Instruction:
Wherever the word "березы" appears in the entries, copy the whole line.

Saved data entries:
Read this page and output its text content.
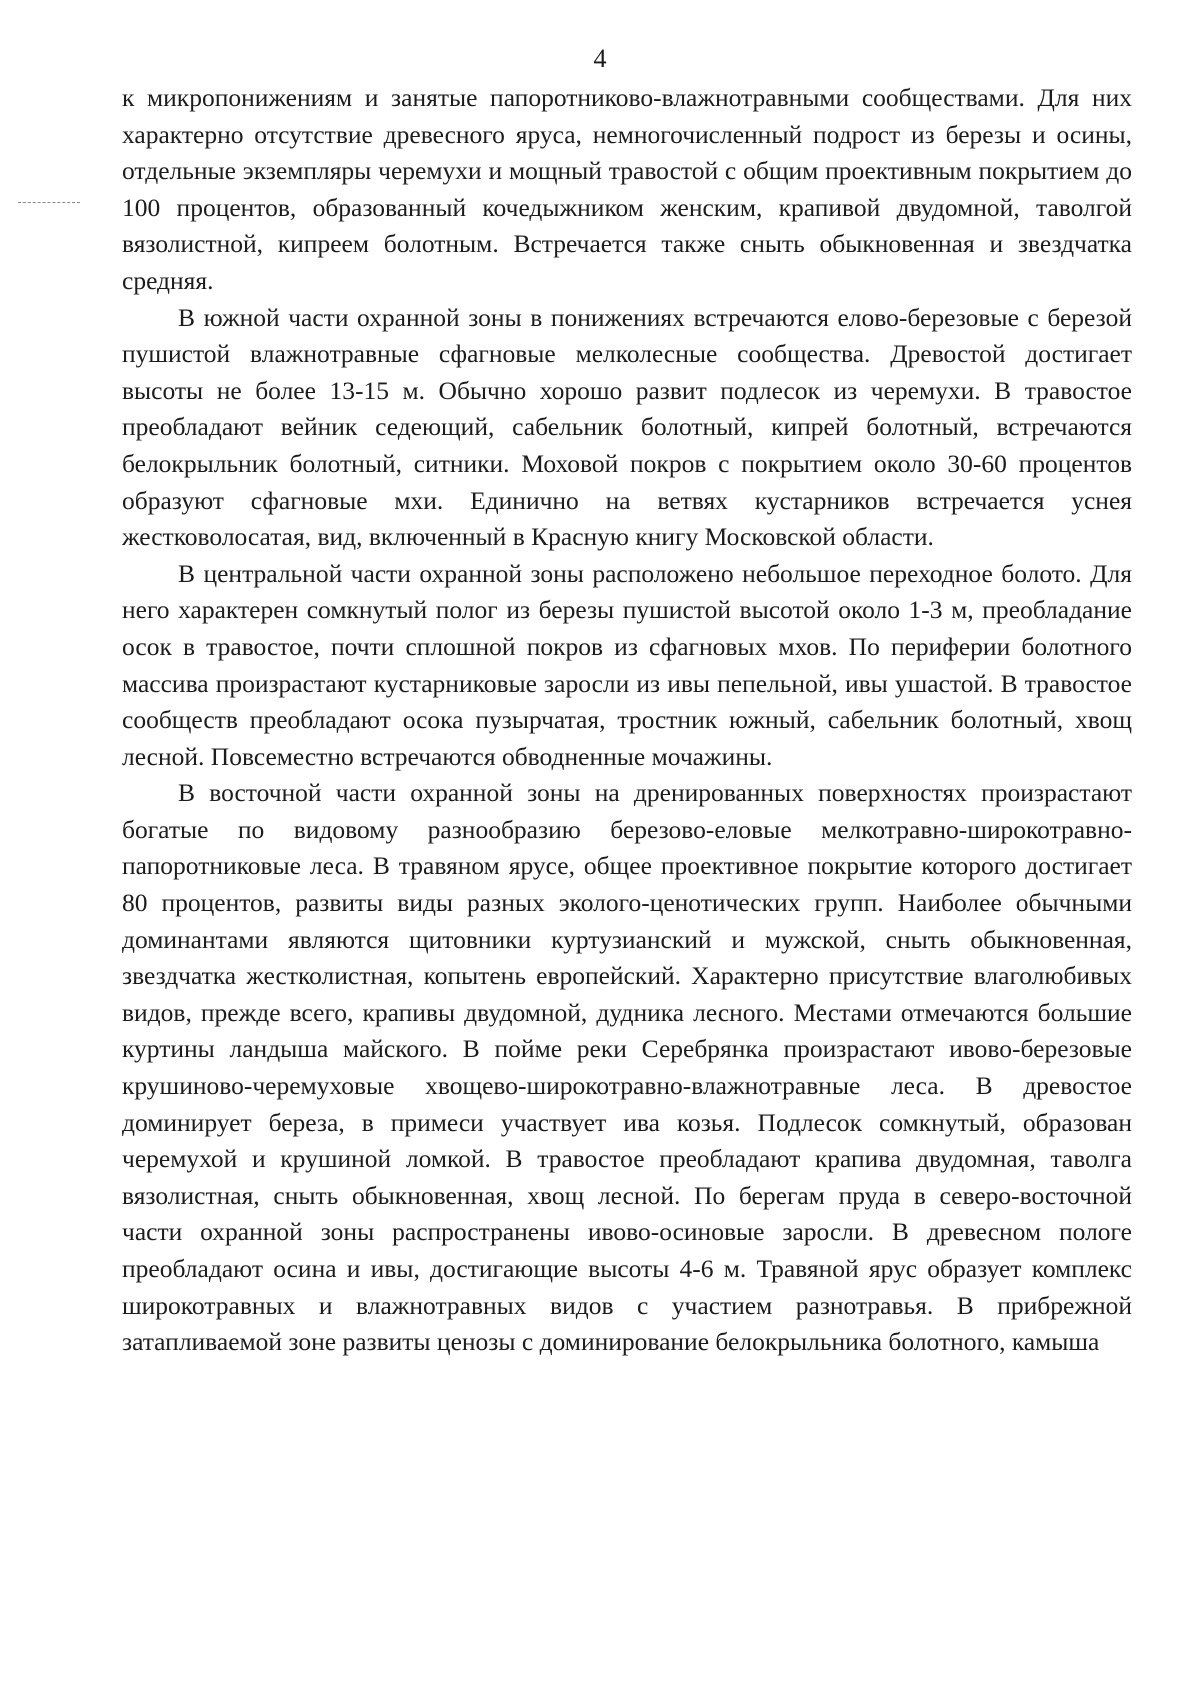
4

к микропонижениям и занятые папоротниково-влажнотравными сообществами. Для них характерно отсутствие древесного яруса, немногочисленный подрост из березы и осины, отдельные экземпляры черемухи и мощный травостой с общим проективным покрытием до 100 процентов, образованный кочедыжником женским, крапивой двудомной, таволгой вязолистной, кипреем болотным. Встречается также сныть обыкновенная и звездчатка средняя.

В южной части охранной зоны в понижениях встречаются елово-березовые с березой пушистой влажнотравные сфагновые мелколесные сообщества. Древостой достигает высоты не более 13-15 м. Обычно хорошо развит подлесок из черемухи. В травостое преобладают вейник седеющий, сабельник болотный, кипрей болотный, встречаются белокрыльник болотный, ситники. Моховой покров с покрытием около 30-60 процентов образуют сфагновые мхи. Единично на ветвях кустарников встречается уснея жестковолосатая, вид, включенный в Красную книгу Московской области.

В центральной части охранной зоны расположено небольшое переходное болото. Для него характерен сомкнутый полог из березы пушистой высотой около 1-3 м, преобладание осок в травостое, почти сплошной покров из сфагновых мхов. По периферии болотного массива произрастают кустарниковые заросли из ивы пепельной, ивы ушастой. В травостое сообществ преобладают осока пузырчатая, тростник южный, сабельник болотный, хвощ лесной. Повсеместно встречаются обводненные мочажины.

В восточной части охранной зоны на дренированных поверхностях произрастают богатые по видовому разнообразию березово-еловые мелкотравно-широкотравно-папоротниковые леса. В травяном ярусе, общее проективное покрытие которого достигает 80 процентов, развиты виды разных эколого-ценотических групп. Наиболее обычными доминантами являются щитовники куртузианский и мужской, сныть обыкновенная, звездчатка жестколистная, копытень европейский. Характерно присутствие влаголюбивых видов, прежде всего, крапивы двудомной, дудника лесного. Местами отмечаются большие куртины ландыша майского. В пойме реки Серебрянка произрастают ивово-березовые крушиново-черемуховые хвощево-широкотравно-влажнотравные леса. В древостое доминирует береза, в примеси участвует ива козья. Подлесок сомкнутый, образован черемухой и крушиной ломкой. В травостое преобладают крапива двудомная, таволга вязолистная, сныть обыкновенная, хвощ лесной. По берегам пруда в северо-восточной части охранной зоны распространены ивово-осиновые заросли. В древесном пологе преобладают осина и ивы, достигающие высоты 4-6 м. Травяной ярус образует комплекс широкотравных и влажнотравных видов с участием разнотравья. В прибрежной затапливаемой зоне развиты ценозы с доминирование белокрыльника болотного, камыша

Worked answer:
к микропонижениям и занятые папоротниково-влажнотравными сообществами. Для них характерно отсутствие древесного яруса, немногочисленный подрост из березы и осины, отдельные экземпляры черемухи и мощный травостой с общим проективным покрытием до 100 процентов, образованный кочедыжником женским, крапивой двудомной, таволгой вязолистной, кипреем болотным. Встречается также сныть обыкновенная и звездчатка средняя.
В центральной части охранной зоны расположено небольшое переходное болото. Для него характерен сомкнутый полог из березы пушистой высотой около 1-3 м, преобладание осок в травостое, почти сплошной покров из сфагновых мхов. По периферии болотного массива произрастают кустарниковые заросли из ивы пепельной, ивы ушастой. В травостое сообществ преобладают осока пузырчатая, тростник южный, сабельник болотный, хвощ лесной. Повсеместно встречаются обводненные мочажины.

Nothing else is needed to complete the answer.